Dataset records:
****************************************

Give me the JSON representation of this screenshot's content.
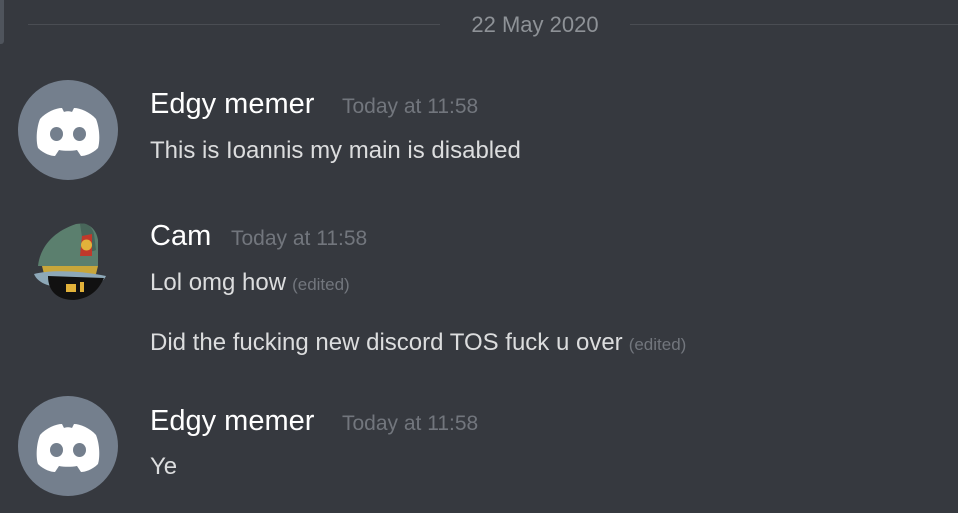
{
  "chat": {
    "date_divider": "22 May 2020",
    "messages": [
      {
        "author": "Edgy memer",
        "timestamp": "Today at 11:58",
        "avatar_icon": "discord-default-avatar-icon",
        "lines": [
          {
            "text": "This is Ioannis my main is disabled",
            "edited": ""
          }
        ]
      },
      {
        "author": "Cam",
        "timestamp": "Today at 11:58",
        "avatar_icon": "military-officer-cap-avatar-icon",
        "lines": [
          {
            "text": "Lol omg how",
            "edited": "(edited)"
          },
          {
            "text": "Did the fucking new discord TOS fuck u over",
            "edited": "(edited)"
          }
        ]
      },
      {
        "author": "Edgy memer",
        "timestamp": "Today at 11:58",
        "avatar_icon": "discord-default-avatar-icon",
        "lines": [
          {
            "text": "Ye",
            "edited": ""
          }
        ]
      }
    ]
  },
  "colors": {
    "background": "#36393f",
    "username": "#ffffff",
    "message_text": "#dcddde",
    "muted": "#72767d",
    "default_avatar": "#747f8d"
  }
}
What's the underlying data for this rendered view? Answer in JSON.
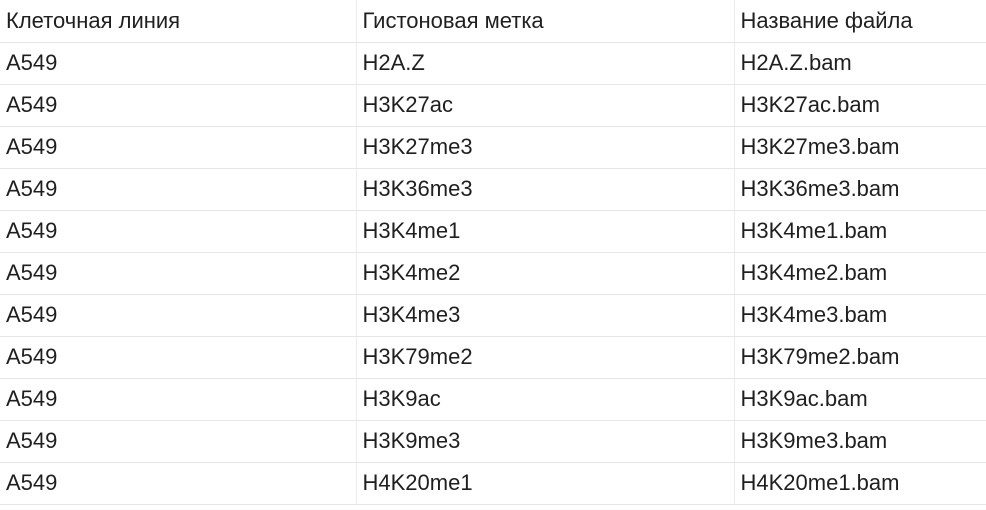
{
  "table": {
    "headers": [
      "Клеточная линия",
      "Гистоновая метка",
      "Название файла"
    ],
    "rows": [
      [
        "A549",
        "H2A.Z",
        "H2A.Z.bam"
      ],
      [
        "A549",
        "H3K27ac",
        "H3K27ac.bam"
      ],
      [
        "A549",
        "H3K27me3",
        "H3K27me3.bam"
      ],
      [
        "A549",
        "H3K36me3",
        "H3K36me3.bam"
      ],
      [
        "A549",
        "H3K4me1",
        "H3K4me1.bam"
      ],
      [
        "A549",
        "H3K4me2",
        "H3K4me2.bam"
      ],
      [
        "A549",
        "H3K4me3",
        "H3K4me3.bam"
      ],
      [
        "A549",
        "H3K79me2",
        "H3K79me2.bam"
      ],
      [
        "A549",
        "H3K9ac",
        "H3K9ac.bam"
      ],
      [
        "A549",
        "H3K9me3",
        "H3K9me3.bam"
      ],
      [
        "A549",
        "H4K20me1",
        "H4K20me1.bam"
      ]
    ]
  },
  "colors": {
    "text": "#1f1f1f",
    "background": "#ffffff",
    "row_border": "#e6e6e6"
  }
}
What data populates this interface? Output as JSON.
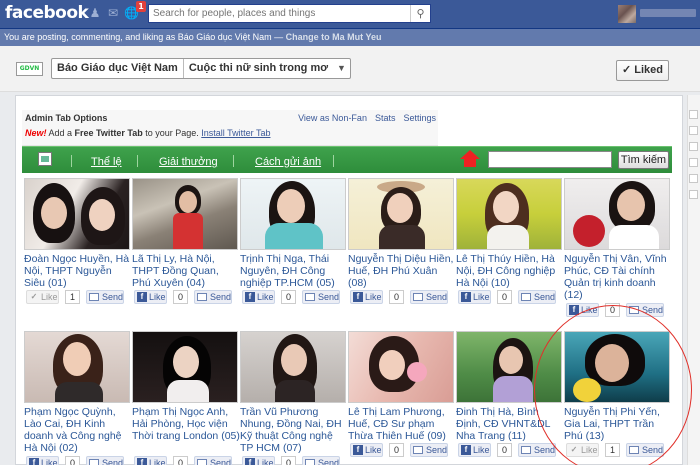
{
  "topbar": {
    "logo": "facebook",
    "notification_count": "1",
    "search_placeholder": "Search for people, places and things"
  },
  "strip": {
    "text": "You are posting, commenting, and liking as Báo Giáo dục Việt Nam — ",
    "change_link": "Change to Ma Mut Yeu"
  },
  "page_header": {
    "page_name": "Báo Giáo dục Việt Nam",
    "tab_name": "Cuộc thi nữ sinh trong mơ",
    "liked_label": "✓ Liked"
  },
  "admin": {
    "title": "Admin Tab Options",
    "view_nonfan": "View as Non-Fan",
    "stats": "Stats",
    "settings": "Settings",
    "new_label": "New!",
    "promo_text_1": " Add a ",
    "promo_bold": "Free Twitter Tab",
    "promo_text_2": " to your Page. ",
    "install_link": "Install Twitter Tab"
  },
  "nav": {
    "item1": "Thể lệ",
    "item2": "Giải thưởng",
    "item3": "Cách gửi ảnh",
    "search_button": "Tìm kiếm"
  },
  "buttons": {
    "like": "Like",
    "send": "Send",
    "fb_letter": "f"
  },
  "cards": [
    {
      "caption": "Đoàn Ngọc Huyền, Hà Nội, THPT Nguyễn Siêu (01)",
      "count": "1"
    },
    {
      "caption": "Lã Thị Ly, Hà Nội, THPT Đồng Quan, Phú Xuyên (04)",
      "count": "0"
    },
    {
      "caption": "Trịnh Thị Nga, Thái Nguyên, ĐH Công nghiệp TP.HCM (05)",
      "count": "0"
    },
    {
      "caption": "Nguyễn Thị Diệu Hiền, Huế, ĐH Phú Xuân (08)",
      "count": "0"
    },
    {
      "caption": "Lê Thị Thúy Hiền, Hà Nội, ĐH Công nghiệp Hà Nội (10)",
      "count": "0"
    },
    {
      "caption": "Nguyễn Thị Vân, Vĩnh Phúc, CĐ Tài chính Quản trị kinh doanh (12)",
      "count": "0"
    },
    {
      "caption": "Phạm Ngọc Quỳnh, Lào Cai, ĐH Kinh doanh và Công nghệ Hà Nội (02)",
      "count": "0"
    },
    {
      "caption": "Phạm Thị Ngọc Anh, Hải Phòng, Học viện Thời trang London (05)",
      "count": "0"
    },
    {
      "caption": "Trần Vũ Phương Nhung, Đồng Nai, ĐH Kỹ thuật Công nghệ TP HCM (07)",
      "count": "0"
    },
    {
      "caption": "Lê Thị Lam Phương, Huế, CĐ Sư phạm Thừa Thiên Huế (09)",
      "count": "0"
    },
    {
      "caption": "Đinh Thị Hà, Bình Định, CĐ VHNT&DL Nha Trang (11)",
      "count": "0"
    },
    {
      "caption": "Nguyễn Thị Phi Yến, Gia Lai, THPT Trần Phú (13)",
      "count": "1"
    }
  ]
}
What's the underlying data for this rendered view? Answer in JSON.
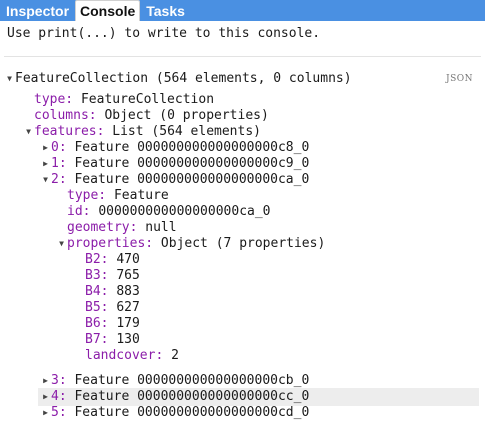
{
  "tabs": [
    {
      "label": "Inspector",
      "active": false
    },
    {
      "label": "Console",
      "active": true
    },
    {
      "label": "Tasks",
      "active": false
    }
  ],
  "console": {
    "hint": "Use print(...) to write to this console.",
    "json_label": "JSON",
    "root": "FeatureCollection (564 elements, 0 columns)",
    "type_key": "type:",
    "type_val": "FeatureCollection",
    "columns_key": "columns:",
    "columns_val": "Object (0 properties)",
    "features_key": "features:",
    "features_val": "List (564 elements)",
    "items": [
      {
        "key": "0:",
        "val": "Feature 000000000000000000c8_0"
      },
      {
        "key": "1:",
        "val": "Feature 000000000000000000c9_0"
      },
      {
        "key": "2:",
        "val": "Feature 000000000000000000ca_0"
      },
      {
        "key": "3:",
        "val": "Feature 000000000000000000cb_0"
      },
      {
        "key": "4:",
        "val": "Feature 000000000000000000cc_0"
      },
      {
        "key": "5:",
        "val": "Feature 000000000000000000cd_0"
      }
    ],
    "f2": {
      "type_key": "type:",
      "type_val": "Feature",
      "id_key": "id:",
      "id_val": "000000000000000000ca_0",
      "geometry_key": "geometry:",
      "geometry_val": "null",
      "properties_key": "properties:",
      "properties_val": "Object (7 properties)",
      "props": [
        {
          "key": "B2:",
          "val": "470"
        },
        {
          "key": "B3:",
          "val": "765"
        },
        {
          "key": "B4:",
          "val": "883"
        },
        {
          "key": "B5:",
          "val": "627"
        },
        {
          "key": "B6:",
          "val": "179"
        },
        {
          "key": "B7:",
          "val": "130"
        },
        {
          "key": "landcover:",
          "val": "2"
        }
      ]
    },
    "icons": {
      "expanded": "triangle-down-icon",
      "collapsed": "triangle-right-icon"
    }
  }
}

****************************************

**Set problem**. Which lines above contain "triangle"? Show each of them.

**Full output**.
      "expanded": "triangle-down-icon",
      "collapsed": "triangle-right-icon"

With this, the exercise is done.